What is being asked. Only the number is wanted: how many lines contain the string "this"?

Data supplied.
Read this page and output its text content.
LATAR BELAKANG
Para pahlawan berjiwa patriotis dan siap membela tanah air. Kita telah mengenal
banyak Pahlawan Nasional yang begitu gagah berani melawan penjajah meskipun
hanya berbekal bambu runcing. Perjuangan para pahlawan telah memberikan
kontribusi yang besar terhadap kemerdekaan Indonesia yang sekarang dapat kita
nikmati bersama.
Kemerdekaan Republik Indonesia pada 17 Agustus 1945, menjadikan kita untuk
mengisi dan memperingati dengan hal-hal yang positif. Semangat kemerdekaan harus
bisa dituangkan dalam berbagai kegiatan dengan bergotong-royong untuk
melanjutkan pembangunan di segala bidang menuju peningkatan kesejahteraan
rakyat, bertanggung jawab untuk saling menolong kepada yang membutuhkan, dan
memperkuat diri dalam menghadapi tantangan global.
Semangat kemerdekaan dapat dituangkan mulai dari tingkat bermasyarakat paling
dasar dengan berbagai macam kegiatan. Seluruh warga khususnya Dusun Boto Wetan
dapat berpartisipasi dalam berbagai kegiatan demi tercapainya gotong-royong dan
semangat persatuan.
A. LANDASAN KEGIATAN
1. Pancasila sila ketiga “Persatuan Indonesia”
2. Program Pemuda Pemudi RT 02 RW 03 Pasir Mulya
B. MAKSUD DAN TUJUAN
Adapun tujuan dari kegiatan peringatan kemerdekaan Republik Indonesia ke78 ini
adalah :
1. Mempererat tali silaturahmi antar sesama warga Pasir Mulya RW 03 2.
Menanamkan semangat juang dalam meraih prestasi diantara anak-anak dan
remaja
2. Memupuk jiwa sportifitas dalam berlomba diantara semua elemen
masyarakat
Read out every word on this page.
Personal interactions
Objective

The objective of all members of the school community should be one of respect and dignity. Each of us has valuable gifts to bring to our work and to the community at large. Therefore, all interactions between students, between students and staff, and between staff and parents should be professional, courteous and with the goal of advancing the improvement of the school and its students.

Task result. 2